Work out how many lines of the data hold the string "Best", and reply with that number alone.

Data for processing:
┄┄┄┄┄┄

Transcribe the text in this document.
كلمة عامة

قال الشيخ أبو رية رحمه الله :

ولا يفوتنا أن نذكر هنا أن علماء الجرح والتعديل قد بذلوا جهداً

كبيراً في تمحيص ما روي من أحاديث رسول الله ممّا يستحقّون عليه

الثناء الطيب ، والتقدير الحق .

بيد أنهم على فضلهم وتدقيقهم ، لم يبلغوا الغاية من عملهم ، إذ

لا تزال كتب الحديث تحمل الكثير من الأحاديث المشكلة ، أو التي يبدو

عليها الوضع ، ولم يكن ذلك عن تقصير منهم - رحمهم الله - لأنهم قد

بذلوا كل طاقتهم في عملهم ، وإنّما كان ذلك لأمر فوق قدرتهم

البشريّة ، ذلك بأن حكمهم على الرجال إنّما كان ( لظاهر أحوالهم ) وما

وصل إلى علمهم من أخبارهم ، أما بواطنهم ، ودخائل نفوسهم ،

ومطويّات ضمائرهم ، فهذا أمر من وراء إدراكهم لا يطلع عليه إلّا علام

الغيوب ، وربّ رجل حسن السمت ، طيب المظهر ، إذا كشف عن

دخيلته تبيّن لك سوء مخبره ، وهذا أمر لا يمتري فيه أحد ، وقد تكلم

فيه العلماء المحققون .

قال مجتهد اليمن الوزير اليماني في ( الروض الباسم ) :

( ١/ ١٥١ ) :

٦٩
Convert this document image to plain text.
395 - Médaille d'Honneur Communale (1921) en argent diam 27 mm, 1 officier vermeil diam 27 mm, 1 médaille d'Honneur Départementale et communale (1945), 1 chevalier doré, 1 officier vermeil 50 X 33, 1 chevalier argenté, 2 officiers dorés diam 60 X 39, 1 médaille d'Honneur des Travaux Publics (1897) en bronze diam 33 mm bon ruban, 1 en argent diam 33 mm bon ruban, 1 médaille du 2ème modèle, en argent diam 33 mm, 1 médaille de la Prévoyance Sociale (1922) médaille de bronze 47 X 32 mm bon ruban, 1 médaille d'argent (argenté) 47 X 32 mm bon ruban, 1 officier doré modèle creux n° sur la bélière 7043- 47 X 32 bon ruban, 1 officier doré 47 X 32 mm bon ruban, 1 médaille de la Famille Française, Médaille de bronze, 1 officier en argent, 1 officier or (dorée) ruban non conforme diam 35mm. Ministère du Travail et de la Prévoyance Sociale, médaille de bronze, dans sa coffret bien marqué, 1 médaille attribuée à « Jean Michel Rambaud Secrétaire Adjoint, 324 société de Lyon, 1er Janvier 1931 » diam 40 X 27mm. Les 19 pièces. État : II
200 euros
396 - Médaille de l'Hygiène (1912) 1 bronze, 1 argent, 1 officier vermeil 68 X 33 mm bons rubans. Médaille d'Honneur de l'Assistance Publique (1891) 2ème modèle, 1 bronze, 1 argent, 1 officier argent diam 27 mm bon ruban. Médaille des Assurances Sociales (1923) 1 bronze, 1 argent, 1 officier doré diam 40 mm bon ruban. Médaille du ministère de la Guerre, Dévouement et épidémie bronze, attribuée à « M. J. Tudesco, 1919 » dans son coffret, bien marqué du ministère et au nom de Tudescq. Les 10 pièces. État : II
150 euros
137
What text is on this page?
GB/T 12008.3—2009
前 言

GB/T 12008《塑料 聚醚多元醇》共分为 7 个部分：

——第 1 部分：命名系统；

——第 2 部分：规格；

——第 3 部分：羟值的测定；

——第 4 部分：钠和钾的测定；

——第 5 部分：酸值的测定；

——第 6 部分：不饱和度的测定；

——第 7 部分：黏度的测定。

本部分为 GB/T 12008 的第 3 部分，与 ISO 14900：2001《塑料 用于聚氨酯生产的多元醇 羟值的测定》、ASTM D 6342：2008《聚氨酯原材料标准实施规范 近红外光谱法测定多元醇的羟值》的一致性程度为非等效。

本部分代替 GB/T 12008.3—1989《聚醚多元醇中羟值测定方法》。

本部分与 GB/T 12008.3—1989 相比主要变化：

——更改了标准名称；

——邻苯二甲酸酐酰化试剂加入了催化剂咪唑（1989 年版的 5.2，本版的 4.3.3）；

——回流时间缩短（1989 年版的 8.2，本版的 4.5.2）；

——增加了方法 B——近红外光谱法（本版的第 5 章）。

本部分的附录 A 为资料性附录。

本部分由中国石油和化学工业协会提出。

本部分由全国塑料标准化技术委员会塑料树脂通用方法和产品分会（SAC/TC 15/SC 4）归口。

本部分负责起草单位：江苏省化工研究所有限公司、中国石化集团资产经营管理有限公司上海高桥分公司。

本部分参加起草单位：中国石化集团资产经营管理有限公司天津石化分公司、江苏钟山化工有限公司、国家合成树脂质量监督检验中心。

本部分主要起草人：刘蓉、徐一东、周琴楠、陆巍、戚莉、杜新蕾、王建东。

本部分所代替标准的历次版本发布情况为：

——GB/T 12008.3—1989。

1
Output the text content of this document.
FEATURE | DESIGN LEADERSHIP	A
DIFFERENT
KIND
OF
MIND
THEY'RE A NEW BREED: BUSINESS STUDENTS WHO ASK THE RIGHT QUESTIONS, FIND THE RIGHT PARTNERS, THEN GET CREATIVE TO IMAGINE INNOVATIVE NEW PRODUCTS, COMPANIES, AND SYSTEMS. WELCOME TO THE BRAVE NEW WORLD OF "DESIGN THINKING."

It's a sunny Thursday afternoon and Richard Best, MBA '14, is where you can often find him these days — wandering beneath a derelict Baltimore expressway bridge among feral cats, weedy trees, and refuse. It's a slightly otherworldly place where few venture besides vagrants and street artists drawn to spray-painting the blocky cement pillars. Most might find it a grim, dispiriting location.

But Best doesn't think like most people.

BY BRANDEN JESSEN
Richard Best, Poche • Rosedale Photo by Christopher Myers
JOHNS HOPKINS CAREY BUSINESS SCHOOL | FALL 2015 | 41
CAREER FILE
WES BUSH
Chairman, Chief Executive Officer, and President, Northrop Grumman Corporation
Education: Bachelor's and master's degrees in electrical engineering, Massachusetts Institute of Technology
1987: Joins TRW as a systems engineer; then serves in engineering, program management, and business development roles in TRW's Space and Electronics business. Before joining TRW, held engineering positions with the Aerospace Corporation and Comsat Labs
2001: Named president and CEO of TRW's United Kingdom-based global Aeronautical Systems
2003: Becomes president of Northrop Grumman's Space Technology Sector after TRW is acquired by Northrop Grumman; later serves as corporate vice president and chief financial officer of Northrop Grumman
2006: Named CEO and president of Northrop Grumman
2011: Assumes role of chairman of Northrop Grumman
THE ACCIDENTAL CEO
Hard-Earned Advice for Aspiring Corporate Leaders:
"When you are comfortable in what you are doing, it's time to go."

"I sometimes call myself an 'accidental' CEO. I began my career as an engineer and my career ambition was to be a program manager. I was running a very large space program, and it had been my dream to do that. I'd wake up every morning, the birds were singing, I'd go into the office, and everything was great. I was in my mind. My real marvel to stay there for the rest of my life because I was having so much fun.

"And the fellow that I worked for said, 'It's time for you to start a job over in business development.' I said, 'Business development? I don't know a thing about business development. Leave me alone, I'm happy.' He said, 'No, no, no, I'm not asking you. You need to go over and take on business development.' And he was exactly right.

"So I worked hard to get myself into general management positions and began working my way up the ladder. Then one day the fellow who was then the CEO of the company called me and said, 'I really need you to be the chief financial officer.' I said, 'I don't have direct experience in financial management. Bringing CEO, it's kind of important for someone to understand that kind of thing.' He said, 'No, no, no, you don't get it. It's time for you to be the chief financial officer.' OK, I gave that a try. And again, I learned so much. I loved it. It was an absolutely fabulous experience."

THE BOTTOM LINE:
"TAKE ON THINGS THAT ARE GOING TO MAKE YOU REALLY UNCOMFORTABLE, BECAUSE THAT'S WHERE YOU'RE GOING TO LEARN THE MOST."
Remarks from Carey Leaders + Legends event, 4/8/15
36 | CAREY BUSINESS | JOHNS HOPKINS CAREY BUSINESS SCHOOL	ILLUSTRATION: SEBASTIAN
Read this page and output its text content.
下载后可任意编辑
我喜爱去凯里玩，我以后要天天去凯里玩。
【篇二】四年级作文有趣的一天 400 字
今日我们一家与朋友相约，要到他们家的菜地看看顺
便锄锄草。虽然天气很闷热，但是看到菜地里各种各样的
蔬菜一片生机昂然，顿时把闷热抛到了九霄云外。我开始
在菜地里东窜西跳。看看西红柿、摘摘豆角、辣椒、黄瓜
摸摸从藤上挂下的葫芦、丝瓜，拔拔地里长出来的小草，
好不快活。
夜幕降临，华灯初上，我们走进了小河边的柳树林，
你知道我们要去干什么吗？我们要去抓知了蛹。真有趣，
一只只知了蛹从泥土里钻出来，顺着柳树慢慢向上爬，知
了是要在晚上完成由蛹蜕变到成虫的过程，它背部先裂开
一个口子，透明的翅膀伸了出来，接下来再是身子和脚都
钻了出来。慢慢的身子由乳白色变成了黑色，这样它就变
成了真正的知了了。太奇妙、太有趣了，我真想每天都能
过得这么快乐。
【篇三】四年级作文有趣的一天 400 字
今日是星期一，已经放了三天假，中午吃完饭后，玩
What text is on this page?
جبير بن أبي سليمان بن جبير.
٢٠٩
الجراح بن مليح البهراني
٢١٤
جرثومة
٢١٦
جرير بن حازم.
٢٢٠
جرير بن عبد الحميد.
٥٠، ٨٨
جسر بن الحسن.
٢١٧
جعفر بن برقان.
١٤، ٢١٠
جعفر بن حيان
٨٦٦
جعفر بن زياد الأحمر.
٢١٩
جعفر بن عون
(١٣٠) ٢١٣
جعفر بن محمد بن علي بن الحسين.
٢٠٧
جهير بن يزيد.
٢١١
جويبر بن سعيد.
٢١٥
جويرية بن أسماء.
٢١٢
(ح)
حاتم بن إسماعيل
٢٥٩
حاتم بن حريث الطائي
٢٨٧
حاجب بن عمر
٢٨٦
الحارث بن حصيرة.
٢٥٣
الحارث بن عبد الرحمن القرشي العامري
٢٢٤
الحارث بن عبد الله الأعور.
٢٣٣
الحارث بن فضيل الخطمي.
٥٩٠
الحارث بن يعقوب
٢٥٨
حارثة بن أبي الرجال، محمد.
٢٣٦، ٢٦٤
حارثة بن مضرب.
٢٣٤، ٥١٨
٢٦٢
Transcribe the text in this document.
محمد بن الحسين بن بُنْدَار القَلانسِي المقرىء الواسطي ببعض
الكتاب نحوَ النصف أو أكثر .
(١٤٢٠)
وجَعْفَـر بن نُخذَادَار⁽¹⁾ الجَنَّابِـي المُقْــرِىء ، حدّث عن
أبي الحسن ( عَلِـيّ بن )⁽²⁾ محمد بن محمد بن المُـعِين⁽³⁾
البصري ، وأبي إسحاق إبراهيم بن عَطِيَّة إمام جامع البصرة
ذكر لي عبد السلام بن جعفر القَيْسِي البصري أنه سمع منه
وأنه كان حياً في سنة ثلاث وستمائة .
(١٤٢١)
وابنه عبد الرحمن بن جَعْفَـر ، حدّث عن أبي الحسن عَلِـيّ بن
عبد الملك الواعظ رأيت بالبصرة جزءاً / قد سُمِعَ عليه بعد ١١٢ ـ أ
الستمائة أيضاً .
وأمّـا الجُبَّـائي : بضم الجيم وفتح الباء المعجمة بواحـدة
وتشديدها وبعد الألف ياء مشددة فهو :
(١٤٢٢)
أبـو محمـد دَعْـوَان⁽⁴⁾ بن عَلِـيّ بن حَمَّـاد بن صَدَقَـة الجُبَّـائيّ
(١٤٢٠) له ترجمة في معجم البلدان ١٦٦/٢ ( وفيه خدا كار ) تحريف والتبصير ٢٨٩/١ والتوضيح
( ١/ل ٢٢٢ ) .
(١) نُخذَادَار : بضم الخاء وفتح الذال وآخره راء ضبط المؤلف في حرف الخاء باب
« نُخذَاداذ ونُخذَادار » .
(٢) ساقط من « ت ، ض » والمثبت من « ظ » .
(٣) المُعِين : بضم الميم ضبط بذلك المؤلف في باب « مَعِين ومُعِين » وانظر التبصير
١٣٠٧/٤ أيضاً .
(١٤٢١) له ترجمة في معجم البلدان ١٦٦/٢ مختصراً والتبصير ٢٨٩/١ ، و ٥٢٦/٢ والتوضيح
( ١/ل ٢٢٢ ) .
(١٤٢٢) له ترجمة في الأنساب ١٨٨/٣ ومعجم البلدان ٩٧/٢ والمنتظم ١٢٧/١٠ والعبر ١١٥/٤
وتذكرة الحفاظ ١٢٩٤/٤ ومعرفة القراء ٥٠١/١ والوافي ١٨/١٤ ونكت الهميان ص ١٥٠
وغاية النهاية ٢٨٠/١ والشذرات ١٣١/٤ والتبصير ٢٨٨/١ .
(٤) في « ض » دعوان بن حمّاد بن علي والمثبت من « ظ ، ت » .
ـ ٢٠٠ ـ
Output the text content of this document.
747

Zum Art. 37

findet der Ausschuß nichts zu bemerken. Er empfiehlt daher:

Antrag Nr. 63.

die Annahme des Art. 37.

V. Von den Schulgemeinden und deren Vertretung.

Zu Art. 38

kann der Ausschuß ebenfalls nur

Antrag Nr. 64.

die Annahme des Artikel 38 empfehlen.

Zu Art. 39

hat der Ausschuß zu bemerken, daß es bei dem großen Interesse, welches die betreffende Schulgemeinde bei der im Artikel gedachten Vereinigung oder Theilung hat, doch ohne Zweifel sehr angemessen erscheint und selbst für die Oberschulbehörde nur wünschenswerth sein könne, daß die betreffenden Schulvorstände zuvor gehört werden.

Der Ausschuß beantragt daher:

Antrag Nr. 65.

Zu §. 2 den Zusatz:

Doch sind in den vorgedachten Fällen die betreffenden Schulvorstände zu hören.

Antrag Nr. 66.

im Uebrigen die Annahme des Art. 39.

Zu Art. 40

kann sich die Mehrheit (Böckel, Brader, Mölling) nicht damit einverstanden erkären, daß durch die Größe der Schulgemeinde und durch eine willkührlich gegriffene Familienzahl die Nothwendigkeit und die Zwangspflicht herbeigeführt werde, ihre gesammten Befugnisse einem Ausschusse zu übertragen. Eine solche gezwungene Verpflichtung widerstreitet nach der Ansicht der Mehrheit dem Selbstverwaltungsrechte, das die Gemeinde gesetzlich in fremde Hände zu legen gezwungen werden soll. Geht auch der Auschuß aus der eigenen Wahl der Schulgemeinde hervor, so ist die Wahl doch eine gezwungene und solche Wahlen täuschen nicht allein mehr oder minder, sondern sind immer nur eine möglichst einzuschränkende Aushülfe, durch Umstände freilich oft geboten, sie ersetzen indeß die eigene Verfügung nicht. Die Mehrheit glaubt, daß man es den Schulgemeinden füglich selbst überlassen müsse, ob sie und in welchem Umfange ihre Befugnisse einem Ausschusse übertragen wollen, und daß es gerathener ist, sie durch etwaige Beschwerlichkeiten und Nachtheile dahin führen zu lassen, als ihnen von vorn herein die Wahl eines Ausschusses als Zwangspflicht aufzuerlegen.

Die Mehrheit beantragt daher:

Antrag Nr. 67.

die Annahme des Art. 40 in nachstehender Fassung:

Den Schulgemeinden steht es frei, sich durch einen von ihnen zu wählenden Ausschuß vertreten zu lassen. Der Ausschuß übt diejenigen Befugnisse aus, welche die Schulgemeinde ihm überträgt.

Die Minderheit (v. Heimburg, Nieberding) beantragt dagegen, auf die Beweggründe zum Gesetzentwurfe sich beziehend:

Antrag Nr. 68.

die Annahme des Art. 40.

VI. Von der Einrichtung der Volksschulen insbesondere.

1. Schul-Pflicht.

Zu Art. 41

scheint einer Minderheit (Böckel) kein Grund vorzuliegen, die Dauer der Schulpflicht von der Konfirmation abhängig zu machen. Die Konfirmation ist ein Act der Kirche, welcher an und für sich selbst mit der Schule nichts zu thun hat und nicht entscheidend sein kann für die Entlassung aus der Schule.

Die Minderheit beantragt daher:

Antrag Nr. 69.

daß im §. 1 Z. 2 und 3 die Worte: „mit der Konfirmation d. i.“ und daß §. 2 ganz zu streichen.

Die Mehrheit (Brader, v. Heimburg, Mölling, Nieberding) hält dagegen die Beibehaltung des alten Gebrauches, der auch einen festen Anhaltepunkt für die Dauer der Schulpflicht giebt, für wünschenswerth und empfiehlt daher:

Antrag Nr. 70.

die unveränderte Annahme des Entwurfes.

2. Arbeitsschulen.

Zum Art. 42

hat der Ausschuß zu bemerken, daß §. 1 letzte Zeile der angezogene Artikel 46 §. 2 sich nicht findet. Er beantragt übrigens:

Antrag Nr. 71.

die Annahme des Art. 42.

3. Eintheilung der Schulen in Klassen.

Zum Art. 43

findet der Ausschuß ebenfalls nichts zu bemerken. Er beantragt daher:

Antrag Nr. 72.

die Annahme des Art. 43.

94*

┄┄┄┄┄┄

Worked solution: 3